● **RAW RECORDS**:
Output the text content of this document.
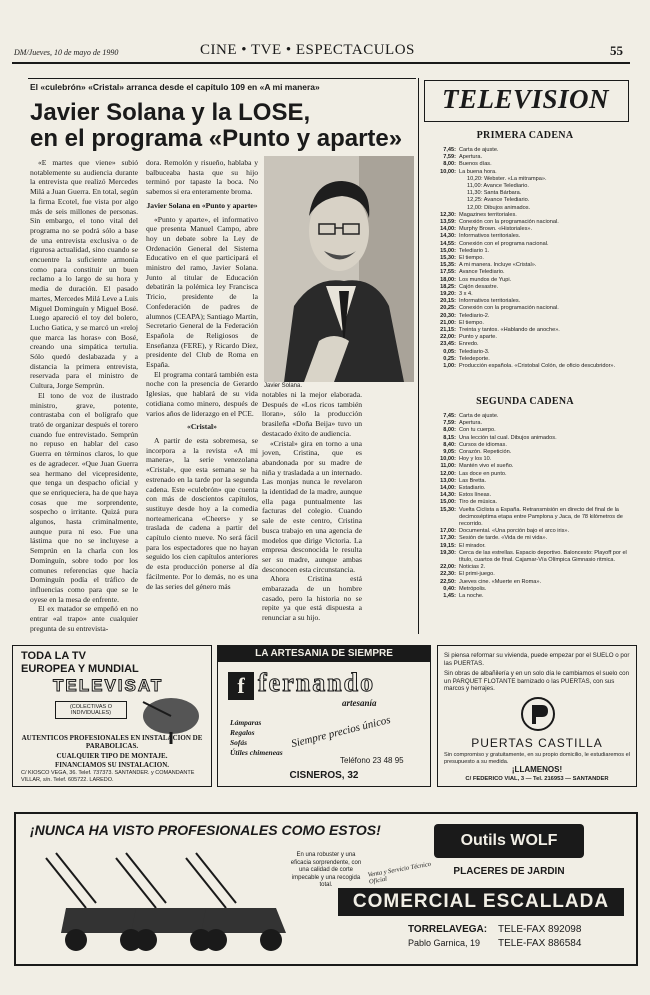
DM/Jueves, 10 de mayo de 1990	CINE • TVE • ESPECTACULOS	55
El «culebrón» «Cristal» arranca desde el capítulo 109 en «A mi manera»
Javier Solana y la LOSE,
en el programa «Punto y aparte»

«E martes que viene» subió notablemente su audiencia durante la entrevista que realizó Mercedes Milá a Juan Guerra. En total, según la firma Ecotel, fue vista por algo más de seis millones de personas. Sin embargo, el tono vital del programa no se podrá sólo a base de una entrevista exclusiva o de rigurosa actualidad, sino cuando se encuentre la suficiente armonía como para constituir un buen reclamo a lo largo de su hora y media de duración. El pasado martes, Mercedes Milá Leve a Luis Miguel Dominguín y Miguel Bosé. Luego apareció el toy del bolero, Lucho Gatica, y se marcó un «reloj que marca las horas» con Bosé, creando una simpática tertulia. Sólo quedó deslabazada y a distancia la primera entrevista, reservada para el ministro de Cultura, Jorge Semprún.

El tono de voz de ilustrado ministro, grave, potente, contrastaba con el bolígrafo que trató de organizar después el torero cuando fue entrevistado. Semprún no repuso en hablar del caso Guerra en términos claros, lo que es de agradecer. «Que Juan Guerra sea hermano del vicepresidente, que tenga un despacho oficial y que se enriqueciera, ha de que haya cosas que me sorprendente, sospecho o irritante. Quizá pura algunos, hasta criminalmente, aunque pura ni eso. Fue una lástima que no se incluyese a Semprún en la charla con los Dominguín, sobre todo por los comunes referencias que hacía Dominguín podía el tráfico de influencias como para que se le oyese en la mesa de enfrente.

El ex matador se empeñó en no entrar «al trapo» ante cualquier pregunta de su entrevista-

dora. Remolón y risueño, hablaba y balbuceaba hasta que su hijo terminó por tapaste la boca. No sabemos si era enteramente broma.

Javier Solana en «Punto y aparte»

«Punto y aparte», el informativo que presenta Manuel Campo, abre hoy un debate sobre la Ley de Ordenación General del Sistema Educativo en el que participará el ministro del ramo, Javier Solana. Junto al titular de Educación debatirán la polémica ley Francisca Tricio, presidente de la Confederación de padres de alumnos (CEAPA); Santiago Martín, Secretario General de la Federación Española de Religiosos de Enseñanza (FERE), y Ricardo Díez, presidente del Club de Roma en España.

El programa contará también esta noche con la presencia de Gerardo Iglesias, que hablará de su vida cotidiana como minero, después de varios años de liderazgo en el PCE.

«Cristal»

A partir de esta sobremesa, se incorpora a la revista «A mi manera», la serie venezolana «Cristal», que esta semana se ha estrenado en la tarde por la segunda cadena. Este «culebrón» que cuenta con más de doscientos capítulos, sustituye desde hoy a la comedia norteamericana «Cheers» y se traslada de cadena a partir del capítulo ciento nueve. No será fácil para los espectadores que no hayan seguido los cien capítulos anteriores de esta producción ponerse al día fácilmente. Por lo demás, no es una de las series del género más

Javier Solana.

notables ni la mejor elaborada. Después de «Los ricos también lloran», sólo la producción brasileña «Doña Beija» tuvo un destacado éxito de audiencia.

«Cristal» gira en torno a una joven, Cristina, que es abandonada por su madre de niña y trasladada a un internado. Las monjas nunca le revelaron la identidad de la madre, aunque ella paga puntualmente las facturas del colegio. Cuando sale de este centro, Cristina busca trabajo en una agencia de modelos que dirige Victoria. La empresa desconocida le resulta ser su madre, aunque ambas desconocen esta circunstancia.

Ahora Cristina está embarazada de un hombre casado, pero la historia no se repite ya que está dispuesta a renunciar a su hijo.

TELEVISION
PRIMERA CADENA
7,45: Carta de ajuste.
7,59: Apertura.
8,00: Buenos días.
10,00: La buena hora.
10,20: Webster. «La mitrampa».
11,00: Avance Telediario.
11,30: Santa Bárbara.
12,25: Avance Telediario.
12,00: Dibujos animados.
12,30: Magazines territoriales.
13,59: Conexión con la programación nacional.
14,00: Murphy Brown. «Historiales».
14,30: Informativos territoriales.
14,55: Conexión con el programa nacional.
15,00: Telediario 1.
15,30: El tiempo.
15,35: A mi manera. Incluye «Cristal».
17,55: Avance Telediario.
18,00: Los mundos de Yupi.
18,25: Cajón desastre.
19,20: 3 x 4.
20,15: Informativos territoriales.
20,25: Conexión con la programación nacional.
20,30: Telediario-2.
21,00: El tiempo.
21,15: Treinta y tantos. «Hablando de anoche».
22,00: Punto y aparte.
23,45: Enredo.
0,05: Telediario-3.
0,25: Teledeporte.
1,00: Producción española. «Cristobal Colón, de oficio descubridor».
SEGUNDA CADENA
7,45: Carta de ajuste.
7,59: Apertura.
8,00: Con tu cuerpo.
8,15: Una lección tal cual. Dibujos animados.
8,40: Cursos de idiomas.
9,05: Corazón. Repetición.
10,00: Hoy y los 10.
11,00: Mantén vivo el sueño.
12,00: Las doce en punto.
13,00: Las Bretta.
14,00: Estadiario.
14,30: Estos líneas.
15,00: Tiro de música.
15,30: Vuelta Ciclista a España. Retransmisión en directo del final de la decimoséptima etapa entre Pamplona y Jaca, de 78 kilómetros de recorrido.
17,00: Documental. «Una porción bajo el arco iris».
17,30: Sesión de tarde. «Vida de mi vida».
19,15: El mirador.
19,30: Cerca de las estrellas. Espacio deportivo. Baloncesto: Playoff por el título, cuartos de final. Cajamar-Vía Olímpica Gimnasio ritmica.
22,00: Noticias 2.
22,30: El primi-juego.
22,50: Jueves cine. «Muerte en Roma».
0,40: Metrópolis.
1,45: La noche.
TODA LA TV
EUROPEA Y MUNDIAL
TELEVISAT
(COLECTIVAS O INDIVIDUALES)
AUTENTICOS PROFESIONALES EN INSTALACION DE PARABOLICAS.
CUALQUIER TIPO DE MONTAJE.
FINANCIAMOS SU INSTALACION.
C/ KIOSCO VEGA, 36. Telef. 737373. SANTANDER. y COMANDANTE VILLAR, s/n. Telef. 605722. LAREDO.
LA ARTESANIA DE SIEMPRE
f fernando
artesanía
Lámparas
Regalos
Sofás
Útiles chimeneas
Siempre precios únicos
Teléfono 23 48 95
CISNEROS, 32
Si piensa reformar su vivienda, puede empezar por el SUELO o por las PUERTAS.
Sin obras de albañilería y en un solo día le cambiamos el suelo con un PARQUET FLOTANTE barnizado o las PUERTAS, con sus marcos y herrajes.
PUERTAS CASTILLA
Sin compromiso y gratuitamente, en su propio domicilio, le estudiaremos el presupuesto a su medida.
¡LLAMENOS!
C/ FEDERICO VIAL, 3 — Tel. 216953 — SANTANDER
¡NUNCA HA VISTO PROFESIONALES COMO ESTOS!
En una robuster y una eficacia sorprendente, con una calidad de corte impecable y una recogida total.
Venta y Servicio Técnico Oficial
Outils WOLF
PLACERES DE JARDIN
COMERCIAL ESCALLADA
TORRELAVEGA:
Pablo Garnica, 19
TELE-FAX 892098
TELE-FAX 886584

● **YOUR GOAL**: Take the listing above and restate it word for word, without its pictures.

● **ANSWER IN FULL**:
Output the text content of this document.
DM/Jueves, 10 de mayo de 1990	CINE • TVE • ESPECTACULOS	55
El «culebrón» «Cristal» arranca desde el capítulo 109 en «A mi manera»
Javier Solana y la LOSE,
en el programa «Punto y aparte»

«E martes que viene» subió notablemente su audiencia durante la entrevista que realizó Mercedes Milá a Juan Guerra. En total, según la firma Ecotel, fue vista por algo más de seis millones de personas. Sin embargo, el tono vital del programa no se podrá sólo a base de una entrevista exclusiva o de rigurosa actualidad, sino cuando se encuentre la suficiente armonía como para constituir un buen reclamo a lo largo de su hora y media de duración. El pasado martes, Mercedes Milá Leve a Luis Miguel Dominguín y Miguel Bosé. Luego apareció el toy del bolero, Lucho Gatica, y se marcó un «reloj que marca las horas» con Bosé, creando una simpática tertulia. Sólo quedó deslabazada y a distancia la primera entrevista, reservada para el ministro de Cultura, Jorge Semprún.

El tono de voz de ilustrado ministro, grave, potente, contrastaba con el bolígrafo que trató de organizar después el torero cuando fue entrevistado. Semprún no repuso en hablar del caso Guerra en términos claros, lo que es de agradecer. «Que Juan Guerra sea hermano del vicepresidente, que tenga un despacho oficial y que se enriqueciera, ha de que haya cosas que me sorprendente, sospecho o irritante. Quizá pura algunos, hasta criminalmente, aunque pura ni eso. Fue una lástima que no se incluyese a Semprún en la charla con los Dominguín, sobre todo por los comunes referencias que hacía Dominguín podía el tráfico de influencias como para que se le oyese en la mesa de enfrente.

El ex matador se empeñó en no entrar «al trapo» ante cualquier pregunta de su entrevista-

dora. Remolón y risueño, hablaba y balbuceaba hasta que su hijo terminó por tapaste la boca. No sabemos si era enteramente broma.

Javier Solana en «Punto y aparte»

«Punto y aparte», el informativo que presenta Manuel Campo, abre hoy un debate sobre la Ley de Ordenación General del Sistema Educativo en el que participará el ministro del ramo, Javier Solana. Junto al titular de Educación debatirán la polémica ley Francisca Tricio, presidente de la Confederación de padres de alumnos (CEAPA); Santiago Martín, Secretario General de la Federación Española de Religiosos de Enseñanza (FERE), y Ricardo Díez, presidente del Club de Roma en España.

El programa contará también esta noche con la presencia de Gerardo Iglesias, que hablará de su vida cotidiana como minero, después de varios años de liderazgo en el PCE.

«Cristal»

A partir de esta sobremesa, se incorpora a la revista «A mi manera», la serie venezolana «Cristal», que esta semana se ha estrenado en la tarde por la segunda cadena. Este «culebrón» que cuenta con más de doscientos capítulos, sustituye desde hoy a la comedia norteamericana «Cheers» y se traslada de cadena a partir del capítulo ciento nueve. No será fácil para los espectadores que no hayan seguido los cien capítulos anteriores de esta producción ponerse al día fácilmente. Por lo demás, no es una de las series del género más

Javier Solana.

notables ni la mejor elaborada. Después de «Los ricos también lloran», sólo la producción brasileña «Doña Beija» tuvo un destacado éxito de audiencia.

«Cristal» gira en torno a una joven, Cristina, que es abandonada por su madre de niña y trasladada a un internado. Las monjas nunca le revelaron la identidad de la madre, aunque ella paga puntualmente las facturas del colegio. Cuando sale de este centro, Cristina busca trabajo en una agencia de modelos que dirige Victoria. La empresa desconocida le resulta ser su madre, aunque ambas desconocen esta circunstancia.

Ahora Cristina está embarazada de un hombre casado, pero la historia no se repite ya que está dispuesta a renunciar a su hijo.

TELEVISION
PRIMERA CADENA
7,45: Carta de ajuste.
7,59: Apertura.
8,00: Buenos días.
10,00: La buena hora.
10,20: Webster. «La mitrampa».
11,00: Avance Telediario.
11,30: Santa Bárbara.
12,25: Avance Telediario.
12,00: Dibujos animados.
12,30: Magazines territoriales.
13,59: Conexión con la programación nacional.
14,00: Murphy Brown. «Historiales».
14,30: Informativos territoriales.
14,55: Conexión con el programa nacional.
15,00: Telediario 1.
15,30: El tiempo.
15,35: A mi manera. Incluye «Cristal».
17,55: Avance Telediario.
18,00: Los mundos de Yupi.
18,25: Cajón desastre.
19,20: 3 x 4.
20,15: Informativos territoriales.
20,25: Conexión con la programación nacional.
20,30: Telediario-2.
21,00: El tiempo.
21,15: Treinta y tantos. «Hablando de anoche».
22,00: Punto y aparte.
23,45: Enredo.
0,05: Telediario-3.
0,25: Teledeporte.
1,00: Producción española. «Cristobal Colón, de oficio descubridor».
SEGUNDA CADENA
7,45: Carta de ajuste.
7,59: Apertura.
8,00: Con tu cuerpo.
8,15: Una lección tal cual. Dibujos animados.
8,40: Cursos de idiomas.
9,05: Corazón. Repetición.
10,00: Hoy y los 10.
11,00: Mantén vivo el sueño.
12,00: Las doce en punto.
13,00: Las Bretta.
14,00: Estadiario.
14,30: Estos líneas.
15,00: Tiro de música.
15,30: Vuelta Ciclista a España. Retransmisión en directo del final de la decimoséptima etapa entre Pamplona y Jaca, de 78 kilómetros de recorrido.
17,00: Documental. «Una porción bajo el arco iris».
17,30: Sesión de tarde. «Vida de mi vida».
19,15: El mirador.
19,30: Cerca de las estrellas. Espacio deportivo. Baloncesto: Playoff por el título, cuartos de final. Cajamar-Vía Olímpica Gimnasio ritmica.
22,00: Noticias 2.
22,30: El primi-juego.
22,50: Jueves cine. «Muerte en Roma».
0,40: Metrópolis.
1,45: La noche.
TODA LA TV
EUROPEA Y MUNDIAL
TELEVISAT
(COLECTIVAS O INDIVIDUALES)
AUTENTICOS PROFESIONALES EN INSTALACION DE PARABOLICAS.
CUALQUIER TIPO DE MONTAJE.
FINANCIAMOS SU INSTALACION.
C/ KIOSCO VEGA, 36. Telef. 737373. SANTANDER. y COMANDANTE VILLAR, s/n. Telef. 605722. LAREDO.
LA ARTESANIA DE SIEMPRE
f fernando
artesanía
Lámparas
Regalos
Sofás
Útiles chimeneas
Siempre precios únicos
Teléfono 23 48 95
CISNEROS, 32
Si piensa reformar su vivienda, puede empezar por el SUELO o por las PUERTAS.
Sin obras de albañilería y en un solo día le cambiamos el suelo con un PARQUET FLOTANTE barnizado o las PUERTAS, con sus marcos y herrajes.
PUERTAS CASTILLA
Sin compromiso y gratuitamente, en su propio domicilio, le estudiaremos el presupuesto a su medida.
¡LLAMENOS!
C/ FEDERICO VIAL, 3 — Tel. 216953 — SANTANDER
¡NUNCA HA VISTO PROFESIONALES COMO ESTOS!
En una robuster y una eficacia sorprendente, con una calidad de corte impecable y una recogida total.
Venta y Servicio Técnico Oficial
Outils WOLF
PLACERES DE JARDIN
COMERCIAL ESCALLADA
TORRELAVEGA:
Pablo Garnica, 19
TELE-FAX 892098
TELE-FAX 886584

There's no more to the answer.